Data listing
▬▬▬▬▬▬▬▬▬▬
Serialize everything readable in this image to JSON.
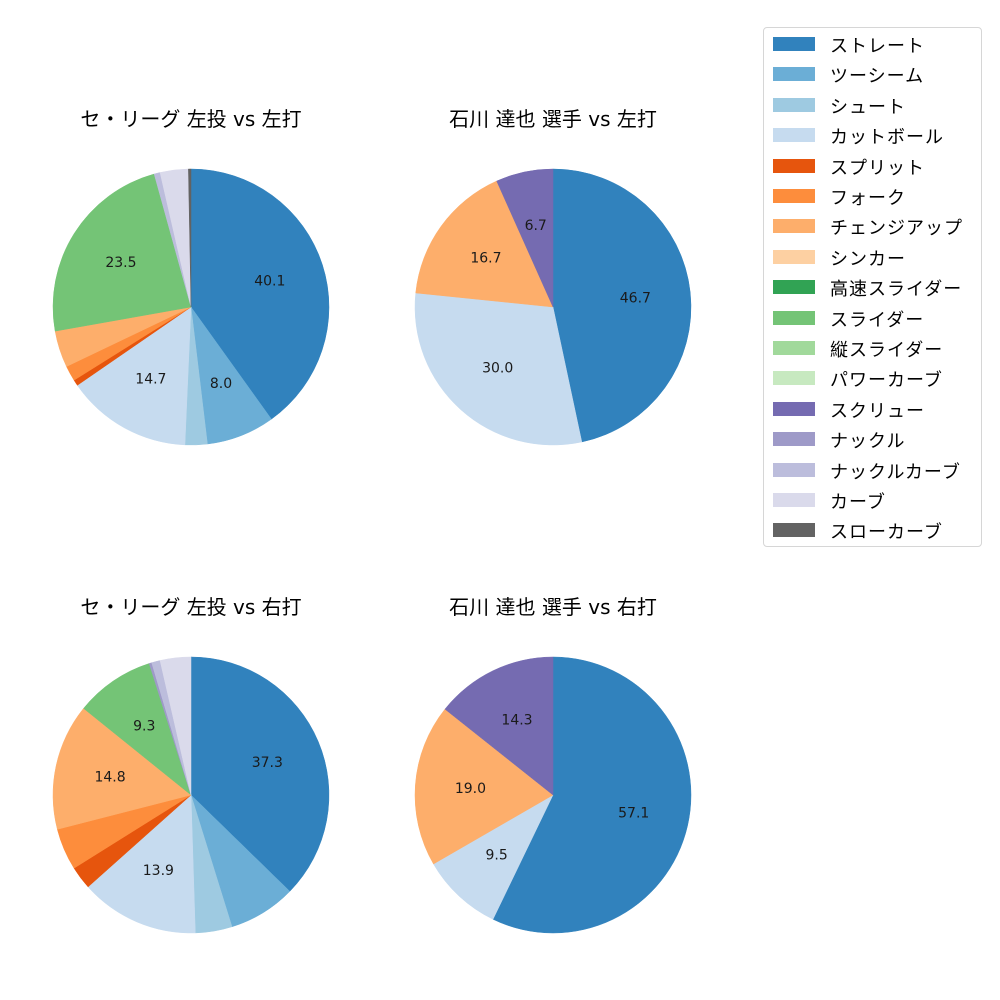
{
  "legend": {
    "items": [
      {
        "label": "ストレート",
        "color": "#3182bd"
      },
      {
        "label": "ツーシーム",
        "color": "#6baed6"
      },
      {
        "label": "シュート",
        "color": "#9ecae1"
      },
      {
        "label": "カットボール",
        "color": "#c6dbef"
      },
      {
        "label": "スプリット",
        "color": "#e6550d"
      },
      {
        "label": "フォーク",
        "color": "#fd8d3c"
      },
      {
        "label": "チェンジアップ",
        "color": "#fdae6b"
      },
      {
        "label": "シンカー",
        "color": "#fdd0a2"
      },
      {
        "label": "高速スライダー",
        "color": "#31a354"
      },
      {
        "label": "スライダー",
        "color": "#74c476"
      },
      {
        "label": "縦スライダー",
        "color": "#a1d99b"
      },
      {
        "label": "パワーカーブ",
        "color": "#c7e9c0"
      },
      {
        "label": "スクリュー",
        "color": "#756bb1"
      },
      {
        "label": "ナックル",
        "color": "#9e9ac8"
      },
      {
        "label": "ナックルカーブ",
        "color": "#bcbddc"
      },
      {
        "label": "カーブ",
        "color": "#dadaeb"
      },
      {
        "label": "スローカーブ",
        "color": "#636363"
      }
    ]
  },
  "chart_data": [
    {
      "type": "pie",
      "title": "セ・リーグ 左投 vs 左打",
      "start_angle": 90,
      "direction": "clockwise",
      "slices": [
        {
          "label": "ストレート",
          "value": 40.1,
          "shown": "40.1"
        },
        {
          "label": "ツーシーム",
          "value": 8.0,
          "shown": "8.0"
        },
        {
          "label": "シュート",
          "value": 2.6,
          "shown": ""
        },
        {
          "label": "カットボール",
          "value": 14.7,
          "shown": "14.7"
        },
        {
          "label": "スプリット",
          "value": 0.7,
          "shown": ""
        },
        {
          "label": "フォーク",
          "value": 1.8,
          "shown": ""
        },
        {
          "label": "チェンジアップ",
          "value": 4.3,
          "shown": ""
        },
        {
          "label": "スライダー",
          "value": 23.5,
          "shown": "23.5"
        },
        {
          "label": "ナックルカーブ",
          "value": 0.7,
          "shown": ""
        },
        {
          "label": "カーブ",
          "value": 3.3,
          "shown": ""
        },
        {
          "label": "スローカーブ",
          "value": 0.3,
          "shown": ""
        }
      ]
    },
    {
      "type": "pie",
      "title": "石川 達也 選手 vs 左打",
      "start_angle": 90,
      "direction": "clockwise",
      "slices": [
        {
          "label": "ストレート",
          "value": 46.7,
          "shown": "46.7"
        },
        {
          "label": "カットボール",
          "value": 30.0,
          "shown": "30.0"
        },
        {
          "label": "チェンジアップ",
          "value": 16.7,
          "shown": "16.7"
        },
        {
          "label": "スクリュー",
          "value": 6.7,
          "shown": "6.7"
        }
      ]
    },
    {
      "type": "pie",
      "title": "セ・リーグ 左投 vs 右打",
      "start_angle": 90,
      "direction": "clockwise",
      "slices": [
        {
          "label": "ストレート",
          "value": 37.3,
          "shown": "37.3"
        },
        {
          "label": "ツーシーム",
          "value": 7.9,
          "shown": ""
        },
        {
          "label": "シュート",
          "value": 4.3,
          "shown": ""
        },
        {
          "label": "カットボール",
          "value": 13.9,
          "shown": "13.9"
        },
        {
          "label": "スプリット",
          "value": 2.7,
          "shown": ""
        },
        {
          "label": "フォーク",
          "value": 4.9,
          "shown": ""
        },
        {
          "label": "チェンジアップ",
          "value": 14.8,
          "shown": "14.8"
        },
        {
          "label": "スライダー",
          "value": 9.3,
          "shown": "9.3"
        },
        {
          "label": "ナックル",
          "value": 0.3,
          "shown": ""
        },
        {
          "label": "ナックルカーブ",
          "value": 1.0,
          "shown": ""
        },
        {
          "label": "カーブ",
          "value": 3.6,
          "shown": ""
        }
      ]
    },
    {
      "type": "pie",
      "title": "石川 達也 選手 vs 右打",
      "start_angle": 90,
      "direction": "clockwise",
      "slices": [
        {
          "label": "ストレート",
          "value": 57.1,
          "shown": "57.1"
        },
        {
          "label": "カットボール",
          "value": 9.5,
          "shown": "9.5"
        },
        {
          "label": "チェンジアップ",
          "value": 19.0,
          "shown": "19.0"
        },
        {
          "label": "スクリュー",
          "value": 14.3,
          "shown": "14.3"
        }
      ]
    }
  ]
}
▬▬▬▬▬▬▬▬▬▬
# What the task requires
Without the pictures, print the whole listing exactly as given.

# Expected answer
Serialize everything readable in this image to JSON.
{
  "legend": {
    "items": [
      {
        "label": "ストレート",
        "color": "#3182bd"
      },
      {
        "label": "ツーシーム",
        "color": "#6baed6"
      },
      {
        "label": "シュート",
        "color": "#9ecae1"
      },
      {
        "label": "カットボール",
        "color": "#c6dbef"
      },
      {
        "label": "スプリット",
        "color": "#e6550d"
      },
      {
        "label": "フォーク",
        "color": "#fd8d3c"
      },
      {
        "label": "チェンジアップ",
        "color": "#fdae6b"
      },
      {
        "label": "シンカー",
        "color": "#fdd0a2"
      },
      {
        "label": "高速スライダー",
        "color": "#31a354"
      },
      {
        "label": "スライダー",
        "color": "#74c476"
      },
      {
        "label": "縦スライダー",
        "color": "#a1d99b"
      },
      {
        "label": "パワーカーブ",
        "color": "#c7e9c0"
      },
      {
        "label": "スクリュー",
        "color": "#756bb1"
      },
      {
        "label": "ナックル",
        "color": "#9e9ac8"
      },
      {
        "label": "ナックルカーブ",
        "color": "#bcbddc"
      },
      {
        "label": "カーブ",
        "color": "#dadaeb"
      },
      {
        "label": "スローカーブ",
        "color": "#636363"
      }
    ]
  },
  "chart_data": [
    {
      "type": "pie",
      "title": "セ・リーグ 左投 vs 左打",
      "start_angle": 90,
      "direction": "clockwise",
      "slices": [
        {
          "label": "ストレート",
          "value": 40.1,
          "shown": "40.1"
        },
        {
          "label": "ツーシーム",
          "value": 8.0,
          "shown": "8.0"
        },
        {
          "label": "シュート",
          "value": 2.6,
          "shown": ""
        },
        {
          "label": "カットボール",
          "value": 14.7,
          "shown": "14.7"
        },
        {
          "label": "スプリット",
          "value": 0.7,
          "shown": ""
        },
        {
          "label": "フォーク",
          "value": 1.8,
          "shown": ""
        },
        {
          "label": "チェンジアップ",
          "value": 4.3,
          "shown": ""
        },
        {
          "label": "スライダー",
          "value": 23.5,
          "shown": "23.5"
        },
        {
          "label": "ナックルカーブ",
          "value": 0.7,
          "shown": ""
        },
        {
          "label": "カーブ",
          "value": 3.3,
          "shown": ""
        },
        {
          "label": "スローカーブ",
          "value": 0.3,
          "shown": ""
        }
      ]
    },
    {
      "type": "pie",
      "title": "石川 達也 選手 vs 左打",
      "start_angle": 90,
      "direction": "clockwise",
      "slices": [
        {
          "label": "ストレート",
          "value": 46.7,
          "shown": "46.7"
        },
        {
          "label": "カットボール",
          "value": 30.0,
          "shown": "30.0"
        },
        {
          "label": "チェンジアップ",
          "value": 16.7,
          "shown": "16.7"
        },
        {
          "label": "スクリュー",
          "value": 6.7,
          "shown": "6.7"
        }
      ]
    },
    {
      "type": "pie",
      "title": "セ・リーグ 左投 vs 右打",
      "start_angle": 90,
      "direction": "clockwise",
      "slices": [
        {
          "label": "ストレート",
          "value": 37.3,
          "shown": "37.3"
        },
        {
          "label": "ツーシーム",
          "value": 7.9,
          "shown": ""
        },
        {
          "label": "シュート",
          "value": 4.3,
          "shown": ""
        },
        {
          "label": "カットボール",
          "value": 13.9,
          "shown": "13.9"
        },
        {
          "label": "スプリット",
          "value": 2.7,
          "shown": ""
        },
        {
          "label": "フォーク",
          "value": 4.9,
          "shown": ""
        },
        {
          "label": "チェンジアップ",
          "value": 14.8,
          "shown": "14.8"
        },
        {
          "label": "スライダー",
          "value": 9.3,
          "shown": "9.3"
        },
        {
          "label": "ナックル",
          "value": 0.3,
          "shown": ""
        },
        {
          "label": "ナックルカーブ",
          "value": 1.0,
          "shown": ""
        },
        {
          "label": "カーブ",
          "value": 3.6,
          "shown": ""
        }
      ]
    },
    {
      "type": "pie",
      "title": "石川 達也 選手 vs 右打",
      "start_angle": 90,
      "direction": "clockwise",
      "slices": [
        {
          "label": "ストレート",
          "value": 57.1,
          "shown": "57.1"
        },
        {
          "label": "カットボール",
          "value": 9.5,
          "shown": "9.5"
        },
        {
          "label": "チェンジアップ",
          "value": 19.0,
          "shown": "19.0"
        },
        {
          "label": "スクリュー",
          "value": 14.3,
          "shown": "14.3"
        }
      ]
    }
  ]
}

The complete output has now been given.